• [REQUIREMENT] Reproduce the records below line for line without any changes, leaving out the pictures.

• [RECORDS SHOWN]
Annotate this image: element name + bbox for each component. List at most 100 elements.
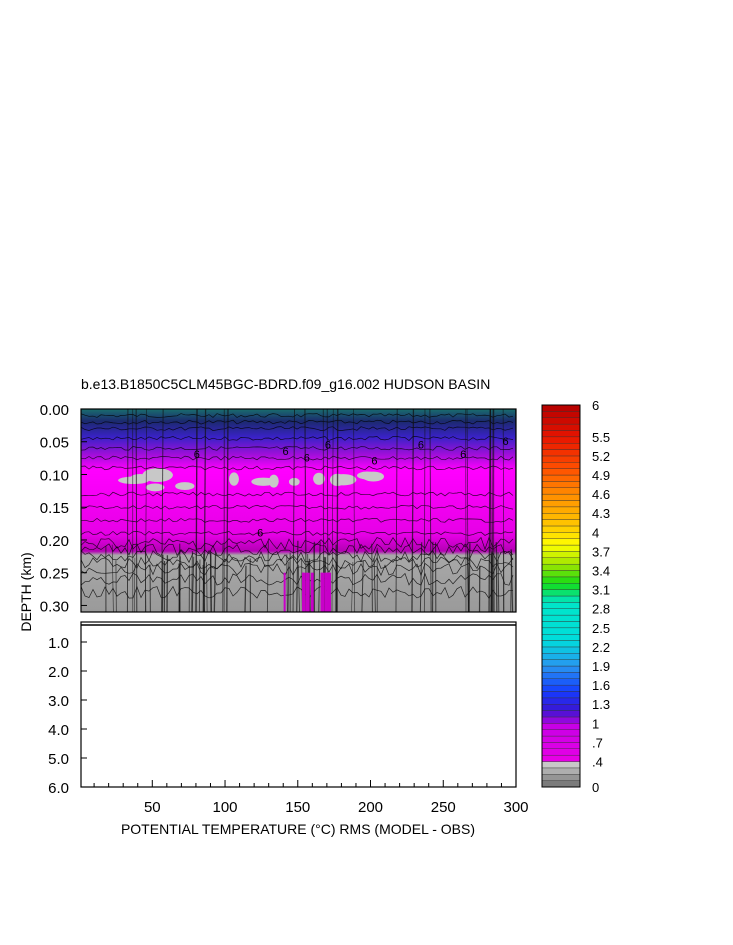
contour-line (81, 445, 514, 451)
deep-magenta-column (320, 572, 323, 612)
contour-streak (244, 565, 247, 612)
colorbar-swatch (541, 602, 581, 609)
colorbar-label: 2.8 (592, 602, 610, 617)
colorbar-swatch (541, 570, 581, 578)
contour-streak (429, 409, 432, 612)
y-tick-label: 0.00 (40, 402, 69, 419)
colorbar-swatch (541, 697, 581, 705)
y-tick-label: 0.20 (40, 533, 69, 550)
deep-magenta-column (303, 572, 306, 612)
colorbar-swatch (541, 761, 581, 769)
contour-streak (361, 560, 364, 612)
contour-streak (336, 409, 339, 612)
y-tick-label: 6.0 (48, 780, 69, 797)
contour-streak (411, 409, 415, 612)
colorbar-label: 3.7 (592, 544, 610, 559)
colorbar-swatch (541, 551, 581, 559)
contour-streak (226, 409, 229, 612)
colorbar-swatch (541, 506, 581, 514)
colorbar-swatch (541, 684, 581, 692)
colorbar-swatch (541, 481, 581, 488)
colorbar-label: .4 (592, 755, 603, 770)
colorbar-swatch (541, 691, 581, 699)
colorbar-label: 4.3 (592, 506, 610, 521)
lower-panel-frame (80, 621, 517, 788)
colorbar-swatch (541, 614, 581, 622)
contour-label: 6 (325, 439, 331, 451)
contour-streak (292, 409, 295, 612)
colorbar-swatch (541, 436, 581, 444)
y-axis-label: DEPTH (km) (18, 552, 34, 631)
colorbar-label: 6 (592, 398, 599, 413)
gray-patch (229, 472, 239, 486)
colorbar-label: 1.6 (592, 678, 610, 693)
contour-streak (195, 409, 198, 612)
lower-panel: 1.0 2.0 3.0 4.0 5.0 6.0 50 100 150 200 250 300 (48, 621, 529, 816)
colorbar-swatch (541, 595, 581, 603)
chart-title: b.e13.B1850C5CLM45BGC-BDRD.f09_g16.002 H… (81, 376, 490, 392)
gray-patch (130, 474, 150, 481)
deep-magenta-column (328, 572, 331, 612)
x-tick-label: 300 (503, 799, 528, 816)
x-tick-label: 100 (213, 799, 238, 816)
x-tick-label: 250 (431, 799, 456, 816)
contour-line (81, 504, 514, 510)
colorbar-label: 4 (592, 525, 599, 540)
deep-magenta-column (322, 572, 325, 612)
colorbar-swatch (541, 500, 581, 508)
contour-line (81, 436, 514, 441)
colorbar-label: 3.4 (592, 564, 610, 579)
colorbar-label: 5.2 (592, 449, 610, 464)
colorbar-swatch (541, 404, 581, 412)
colorbar-swatch (541, 627, 581, 635)
contour-streak (206, 562, 208, 612)
contour-line (81, 465, 514, 471)
contour-streak (135, 409, 138, 612)
x-axis: 50 100 150 200 250 300 (93, 780, 529, 816)
colorbar-swatch (541, 538, 581, 546)
colorbar-label: 0 (592, 780, 599, 795)
contour-line (81, 536, 514, 551)
contour-streak (489, 409, 492, 612)
contour-label: 6 (257, 528, 263, 540)
colorbar-swatch (541, 659, 581, 667)
colorbar-label: 4.6 (592, 487, 610, 502)
colorbar-swatch (541, 634, 581, 641)
colorbar-swatch (541, 704, 581, 711)
contour-line (81, 530, 514, 536)
y-tick-label: 0.25 (40, 566, 69, 583)
colorbar-swatch (541, 430, 581, 438)
contour-streak (161, 554, 164, 612)
contour-streak (318, 541, 321, 612)
contour-streak (419, 542, 423, 612)
contour-streak (297, 564, 300, 612)
colorbar-swatch (541, 493, 581, 501)
deep-magenta-column (283, 572, 286, 612)
colorbar-swatch (541, 423, 581, 431)
colorbar-swatch (541, 653, 581, 660)
contour-streak (495, 542, 498, 612)
contour-label: 6 (371, 456, 377, 468)
x-tick-label: 150 (285, 799, 310, 816)
colorbar-swatch (541, 735, 581, 743)
colorbar-swatch (541, 474, 581, 482)
contour-streak (266, 540, 269, 612)
contour-streak (161, 409, 164, 612)
contour-line (81, 517, 514, 523)
contour-line (81, 419, 514, 425)
colorbar-swatch (541, 754, 581, 762)
contour-streak (198, 559, 201, 612)
contour-streak (395, 409, 398, 612)
contour-streak (286, 554, 288, 612)
contour-streak (466, 409, 469, 612)
colorbar: 6 5.5 5.2 4.9 4.6 4.3 4 3.7 3.4 3.1 2.8 2.5 2.2 1.9 1.… (541, 398, 610, 795)
colorbar-label: 3.1 (592, 583, 610, 598)
deep-magenta-column (307, 572, 310, 612)
deep-magenta-column (302, 572, 305, 612)
y-tick-label: 1.0 (48, 635, 69, 652)
upper-panel-frame (80, 408, 517, 613)
gray-patch (313, 472, 325, 485)
contour-label: 6 (502, 436, 508, 448)
x-tick-label: 200 (358, 799, 383, 816)
contour-line (81, 413, 514, 418)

• [FINISHED TASK]
Annotate this image: element name + bbox for each component. List at most 100 elements.
contour-line (81, 445, 514, 451)
deep-magenta-column (320, 572, 323, 612)
contour-streak (244, 565, 247, 612)
colorbar-swatch (541, 602, 581, 609)
colorbar-label: 2.8 (592, 602, 610, 617)
colorbar-swatch (541, 570, 581, 578)
contour-streak (429, 409, 432, 612)
y-tick-label: 0.00 (40, 402, 69, 419)
colorbar-swatch (541, 697, 581, 705)
y-tick-label: 0.20 (40, 533, 69, 550)
deep-magenta-column (303, 572, 306, 612)
colorbar-swatch (541, 761, 581, 769)
contour-streak (361, 560, 364, 612)
contour-streak (336, 409, 339, 612)
y-tick-label: 6.0 (48, 780, 69, 797)
contour-streak (411, 409, 415, 612)
colorbar-label: 3.7 (592, 544, 610, 559)
colorbar-swatch (541, 551, 581, 559)
contour-streak (226, 409, 229, 612)
colorbar-swatch (541, 506, 581, 514)
colorbar-swatch (541, 684, 581, 692)
colorbar-swatch (541, 481, 581, 488)
colorbar-label: .4 (592, 755, 603, 770)
colorbar-swatch (541, 691, 581, 699)
colorbar-label: 4.3 (592, 506, 610, 521)
lower-panel-frame (80, 621, 517, 788)
colorbar-swatch (541, 614, 581, 622)
contour-label: 6 (325, 439, 331, 451)
contour-streak (292, 409, 295, 612)
colorbar-swatch (541, 436, 581, 444)
y-axis-label: DEPTH (km) (18, 552, 34, 631)
colorbar-label: 6 (592, 398, 599, 413)
gray-patch (229, 472, 239, 486)
colorbar-label: 1.6 (592, 678, 610, 693)
contour-streak (195, 409, 198, 612)
lower-panel: 1.0 2.0 3.0 4.0 5.0 6.0 50 100 150 200 250 300 (48, 621, 529, 816)
colorbar-swatch (541, 595, 581, 603)
chart-title: b.e13.B1850C5CLM45BGC-BDRD.f09_g16.002 H… (81, 376, 490, 392)
gray-patch (130, 474, 150, 481)
deep-magenta-column (328, 572, 331, 612)
x-tick-label: 300 (503, 799, 528, 816)
x-tick-label: 100 (213, 799, 238, 816)
x-tick-label: 250 (431, 799, 456, 816)
contour-line (81, 504, 514, 510)
colorbar-label: 4 (592, 525, 599, 540)
deep-magenta-column (322, 572, 325, 612)
colorbar-swatch (541, 500, 581, 508)
contour-line (81, 436, 514, 441)
colorbar-label: 3.4 (592, 564, 610, 579)
colorbar-label: 5.2 (592, 449, 610, 464)
colorbar-swatch (541, 404, 581, 412)
colorbar-swatch (541, 627, 581, 635)
contour-streak (206, 562, 208, 612)
contour-line (81, 465, 514, 471)
contour-streak (135, 409, 138, 612)
x-axis: 50 100 150 200 250 300 (93, 780, 529, 816)
colorbar-swatch (541, 538, 581, 546)
colorbar-label: 0 (592, 780, 599, 795)
contour-line (81, 536, 514, 551)
contour-streak (489, 409, 492, 612)
contour-label: 6 (257, 528, 263, 540)
colorbar-swatch (541, 659, 581, 667)
colorbar-label: 4.6 (592, 487, 610, 502)
colorbar-swatch (541, 634, 581, 641)
colorbar-swatch (541, 704, 581, 711)
contour-line (81, 530, 514, 536)
y-tick-label: 0.25 (40, 566, 69, 583)
colorbar-swatch (541, 430, 581, 438)
contour-streak (161, 554, 164, 612)
contour-streak (318, 541, 321, 612)
contour-streak (419, 542, 423, 612)
contour-streak (297, 564, 300, 612)
colorbar-swatch (541, 493, 581, 501)
deep-magenta-column (283, 572, 286, 612)
colorbar-swatch (541, 423, 581, 431)
colorbar-swatch (541, 653, 581, 660)
contour-streak (495, 542, 498, 612)
contour-label: 6 (371, 456, 377, 468)
x-tick-label: 150 (285, 799, 310, 816)
colorbar-swatch (541, 735, 581, 743)
colorbar-swatch (541, 474, 581, 482)
contour-streak (266, 540, 269, 612)
contour-streak (161, 409, 164, 612)
contour-line (81, 517, 514, 523)
contour-line (81, 419, 514, 425)
colorbar-swatch (541, 754, 581, 762)
contour-streak (198, 559, 201, 612)
contour-streak (395, 409, 398, 612)
contour-streak (286, 554, 288, 612)
contour-streak (466, 409, 469, 612)
colorbar: 6 5.5 5.2 4.9 4.6 4.3 4 3.7 3.4 3.1 2.8 2.5 2.2 1.9 1.… (541, 398, 610, 795)
colorbar-label: 3.1 (592, 583, 610, 598)
deep-magenta-column (307, 572, 310, 612)
deep-magenta-column (302, 572, 305, 612)
y-tick-label: 1.0 (48, 635, 69, 652)
upper-panel-frame (80, 408, 517, 613)
gray-patch (313, 472, 325, 485)
contour-label: 6 (502, 436, 508, 448)
x-tick-label: 200 (358, 799, 383, 816)
contour-line (81, 413, 514, 418)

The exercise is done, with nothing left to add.